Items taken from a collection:
--- --- ---

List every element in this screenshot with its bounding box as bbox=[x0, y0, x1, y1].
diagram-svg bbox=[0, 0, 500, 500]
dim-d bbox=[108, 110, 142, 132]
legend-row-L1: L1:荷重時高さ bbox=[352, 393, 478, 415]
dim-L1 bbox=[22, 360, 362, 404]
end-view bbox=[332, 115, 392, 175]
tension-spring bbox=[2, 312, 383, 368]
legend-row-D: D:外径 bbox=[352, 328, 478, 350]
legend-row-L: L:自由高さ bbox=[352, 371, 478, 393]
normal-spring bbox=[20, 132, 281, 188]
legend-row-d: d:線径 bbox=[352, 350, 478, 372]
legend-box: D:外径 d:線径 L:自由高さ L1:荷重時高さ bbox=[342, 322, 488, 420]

--- --- ---

§ JOB: Return each line of the items above as a JSON list of strings, with one string per line and blank lines omitted.

§ WRITTEN SOLUTION:
[
  "List every element in this screenshot with its bounding box as bbox=[x0, y0, x1, y1].",
  "diagram-svg bbox=[0, 0, 500, 500]",
  "dim-d bbox=[108, 110, 142, 132]",
  "legend-row-L1: L1:荷重時高さ bbox=[352, 393, 478, 415]",
  "dim-L1 bbox=[22, 360, 362, 404]",
  "end-view bbox=[332, 115, 392, 175]",
  "tension-spring bbox=[2, 312, 383, 368]",
  "legend-row-D: D:外径 bbox=[352, 328, 478, 350]",
  "legend-row-L: L:自由高さ bbox=[352, 371, 478, 393]",
  "normal-spring bbox=[20, 132, 281, 188]",
  "legend-row-d: d:線径 bbox=[352, 350, 478, 372]",
  "legend-box: D:外径 d:線径 L:自由高さ L1:荷重時高さ bbox=[342, 322, 488, 420]"
]